- **Instructions to follow**: Copy out every line in which the string "fine" occurs.

[Dataset records]
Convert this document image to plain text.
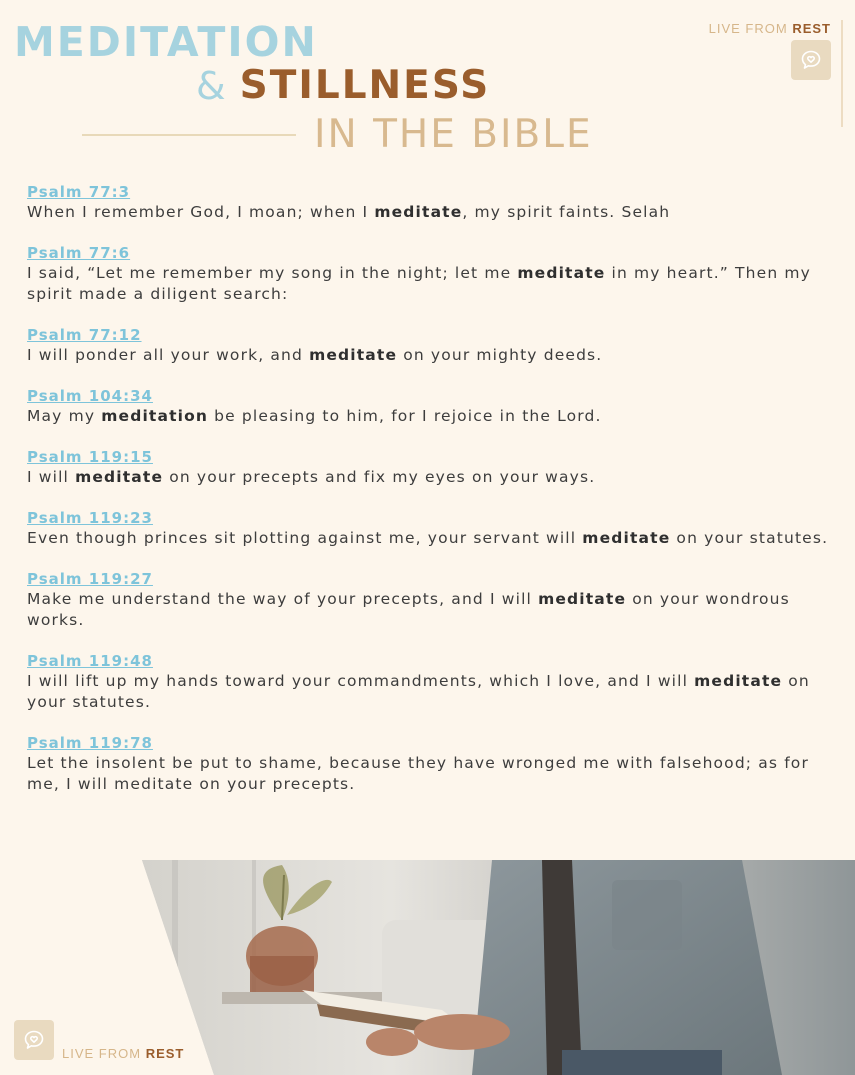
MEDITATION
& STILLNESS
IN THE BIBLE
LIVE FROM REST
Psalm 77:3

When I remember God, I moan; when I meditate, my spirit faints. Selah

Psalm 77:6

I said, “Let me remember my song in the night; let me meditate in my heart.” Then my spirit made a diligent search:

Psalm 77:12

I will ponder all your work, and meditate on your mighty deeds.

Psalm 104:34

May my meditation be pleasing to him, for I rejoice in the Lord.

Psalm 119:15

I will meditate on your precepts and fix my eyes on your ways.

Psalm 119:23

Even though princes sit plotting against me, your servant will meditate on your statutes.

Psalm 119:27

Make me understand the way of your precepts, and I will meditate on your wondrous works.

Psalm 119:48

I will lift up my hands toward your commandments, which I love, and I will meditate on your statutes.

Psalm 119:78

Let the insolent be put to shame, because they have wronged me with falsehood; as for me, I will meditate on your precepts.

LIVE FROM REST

* * *

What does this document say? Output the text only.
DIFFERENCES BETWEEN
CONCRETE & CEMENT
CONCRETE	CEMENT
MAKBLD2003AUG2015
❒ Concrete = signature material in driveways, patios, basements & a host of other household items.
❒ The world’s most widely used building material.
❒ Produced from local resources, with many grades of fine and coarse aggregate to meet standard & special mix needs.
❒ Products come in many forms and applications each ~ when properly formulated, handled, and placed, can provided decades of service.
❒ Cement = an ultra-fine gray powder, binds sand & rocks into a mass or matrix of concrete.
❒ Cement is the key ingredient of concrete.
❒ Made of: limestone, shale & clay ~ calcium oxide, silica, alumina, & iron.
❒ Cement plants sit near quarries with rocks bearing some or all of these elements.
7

- **Reply**:
❒ Produced from local resources, with many grades of fine and coarse aggregate to meet standard & special mix needs.
❒ Cement = an ultra-fine gray powder, binds sand & rocks into a mass or matrix of concrete.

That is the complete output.